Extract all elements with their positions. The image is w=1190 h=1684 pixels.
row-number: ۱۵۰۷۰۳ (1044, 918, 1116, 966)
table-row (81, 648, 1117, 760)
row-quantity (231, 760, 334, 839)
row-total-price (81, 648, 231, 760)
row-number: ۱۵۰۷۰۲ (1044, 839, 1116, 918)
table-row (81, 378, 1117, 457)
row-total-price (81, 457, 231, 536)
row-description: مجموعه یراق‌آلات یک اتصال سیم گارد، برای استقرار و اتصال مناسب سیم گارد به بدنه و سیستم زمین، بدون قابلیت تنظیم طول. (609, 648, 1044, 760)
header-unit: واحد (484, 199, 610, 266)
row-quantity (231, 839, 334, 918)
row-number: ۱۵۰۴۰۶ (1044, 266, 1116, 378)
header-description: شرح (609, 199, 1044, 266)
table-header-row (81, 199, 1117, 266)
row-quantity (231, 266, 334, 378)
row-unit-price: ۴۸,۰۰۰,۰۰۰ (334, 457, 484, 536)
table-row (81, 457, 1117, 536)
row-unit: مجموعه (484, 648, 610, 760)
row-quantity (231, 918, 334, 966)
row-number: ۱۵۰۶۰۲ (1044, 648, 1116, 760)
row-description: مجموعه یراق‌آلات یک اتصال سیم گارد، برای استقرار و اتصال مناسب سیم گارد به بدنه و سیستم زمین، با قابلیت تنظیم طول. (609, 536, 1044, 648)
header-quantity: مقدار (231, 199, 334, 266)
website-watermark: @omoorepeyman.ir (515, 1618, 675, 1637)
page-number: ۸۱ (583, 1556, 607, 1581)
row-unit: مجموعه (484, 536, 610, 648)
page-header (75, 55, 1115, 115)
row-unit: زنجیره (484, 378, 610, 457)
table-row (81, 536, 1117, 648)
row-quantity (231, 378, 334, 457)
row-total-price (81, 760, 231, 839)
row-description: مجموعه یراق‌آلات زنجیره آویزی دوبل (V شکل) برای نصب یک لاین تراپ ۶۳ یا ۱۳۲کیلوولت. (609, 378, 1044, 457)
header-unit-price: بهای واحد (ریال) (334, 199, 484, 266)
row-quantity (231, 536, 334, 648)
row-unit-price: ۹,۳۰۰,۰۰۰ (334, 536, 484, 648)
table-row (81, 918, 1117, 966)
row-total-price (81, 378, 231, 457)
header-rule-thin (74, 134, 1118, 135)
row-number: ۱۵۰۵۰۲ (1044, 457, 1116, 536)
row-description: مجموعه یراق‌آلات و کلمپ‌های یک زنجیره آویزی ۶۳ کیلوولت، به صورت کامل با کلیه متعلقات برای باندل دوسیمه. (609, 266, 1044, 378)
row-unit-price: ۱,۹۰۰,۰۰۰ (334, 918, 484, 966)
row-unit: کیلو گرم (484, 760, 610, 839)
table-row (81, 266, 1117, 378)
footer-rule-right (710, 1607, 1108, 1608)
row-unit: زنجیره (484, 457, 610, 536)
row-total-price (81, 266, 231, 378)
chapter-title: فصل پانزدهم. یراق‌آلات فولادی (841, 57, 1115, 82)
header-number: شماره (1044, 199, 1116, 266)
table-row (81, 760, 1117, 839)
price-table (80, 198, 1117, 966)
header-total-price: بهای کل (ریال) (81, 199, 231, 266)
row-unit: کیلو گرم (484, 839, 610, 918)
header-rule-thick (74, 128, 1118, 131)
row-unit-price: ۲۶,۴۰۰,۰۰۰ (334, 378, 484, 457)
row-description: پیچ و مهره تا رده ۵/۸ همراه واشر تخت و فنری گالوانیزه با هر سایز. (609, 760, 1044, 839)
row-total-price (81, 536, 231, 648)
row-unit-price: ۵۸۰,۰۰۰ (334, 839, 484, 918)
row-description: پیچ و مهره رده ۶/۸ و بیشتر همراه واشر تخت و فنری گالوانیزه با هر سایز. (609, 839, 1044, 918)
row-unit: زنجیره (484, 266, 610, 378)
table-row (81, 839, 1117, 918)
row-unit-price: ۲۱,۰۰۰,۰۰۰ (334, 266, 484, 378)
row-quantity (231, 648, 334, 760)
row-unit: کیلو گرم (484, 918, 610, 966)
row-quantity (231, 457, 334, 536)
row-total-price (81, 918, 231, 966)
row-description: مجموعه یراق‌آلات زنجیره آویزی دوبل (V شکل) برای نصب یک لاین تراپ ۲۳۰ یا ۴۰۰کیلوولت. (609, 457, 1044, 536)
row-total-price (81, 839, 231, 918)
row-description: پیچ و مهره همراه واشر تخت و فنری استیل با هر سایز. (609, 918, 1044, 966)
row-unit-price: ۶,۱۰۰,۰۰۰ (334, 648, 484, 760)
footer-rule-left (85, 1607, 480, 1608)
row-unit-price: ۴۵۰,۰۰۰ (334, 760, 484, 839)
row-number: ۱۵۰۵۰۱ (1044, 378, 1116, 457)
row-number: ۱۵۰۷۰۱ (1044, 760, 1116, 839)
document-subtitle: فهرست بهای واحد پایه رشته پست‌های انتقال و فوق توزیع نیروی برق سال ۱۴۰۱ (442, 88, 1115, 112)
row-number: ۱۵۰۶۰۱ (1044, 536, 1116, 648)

::::::::

» **REQUIRED TASK**
Rewrite the part of the entries that opens with the first line and closes with the line containing "row-total-price (81, 760, 231, 839)", replacing "row-quantity" with "row-amount" and leaving everything else unchanged.

» **TASK OUTPUT**
Extract all elements with their positions. The image is w=1190 h=1684 pixels.
row-number: ۱۵۰۷۰۳ (1044, 918, 1116, 966)
table-row (81, 648, 1117, 760)
row-amount (231, 760, 334, 839)
row-total-price (81, 648, 231, 760)
row-number: ۱۵۰۷۰۲ (1044, 839, 1116, 918)
table-row (81, 378, 1117, 457)
row-total-price (81, 457, 231, 536)
row-description: مجموعه یراق‌آلات یک اتصال سیم گارد، برای استقرار و اتصال مناسب سیم گارد به بدنه و سیستم زمین، بدون قابلیت تنظیم طول. (609, 648, 1044, 760)
header-unit: واحد (484, 199, 610, 266)
row-amount (231, 839, 334, 918)
row-number: ۱۵۰۴۰۶ (1044, 266, 1116, 378)
header-description: شرح (609, 199, 1044, 266)
table-header-row (81, 199, 1117, 266)
row-amount (231, 266, 334, 378)
row-unit-price: ۴۸,۰۰۰,۰۰۰ (334, 457, 484, 536)
table-row (81, 457, 1117, 536)
row-unit: مجموعه (484, 648, 610, 760)
row-amount (231, 918, 334, 966)
row-number: ۱۵۰۶۰۲ (1044, 648, 1116, 760)
row-description: مجموعه یراق‌آلات یک اتصال سیم گارد، برای استقرار و اتصال مناسب سیم گارد به بدنه و سیستم زمین، با قابلیت تنظیم طول. (609, 536, 1044, 648)
header-quantity: مقدار (231, 199, 334, 266)
website-watermark: @omoorepeyman.ir (515, 1618, 675, 1637)
page-number: ۸۱ (583, 1556, 607, 1581)
row-unit: مجموعه (484, 536, 610, 648)
page-header (75, 55, 1115, 115)
row-unit: زنجیره (484, 378, 610, 457)
table-row (81, 536, 1117, 648)
row-amount (231, 378, 334, 457)
row-total-price (81, 760, 231, 839)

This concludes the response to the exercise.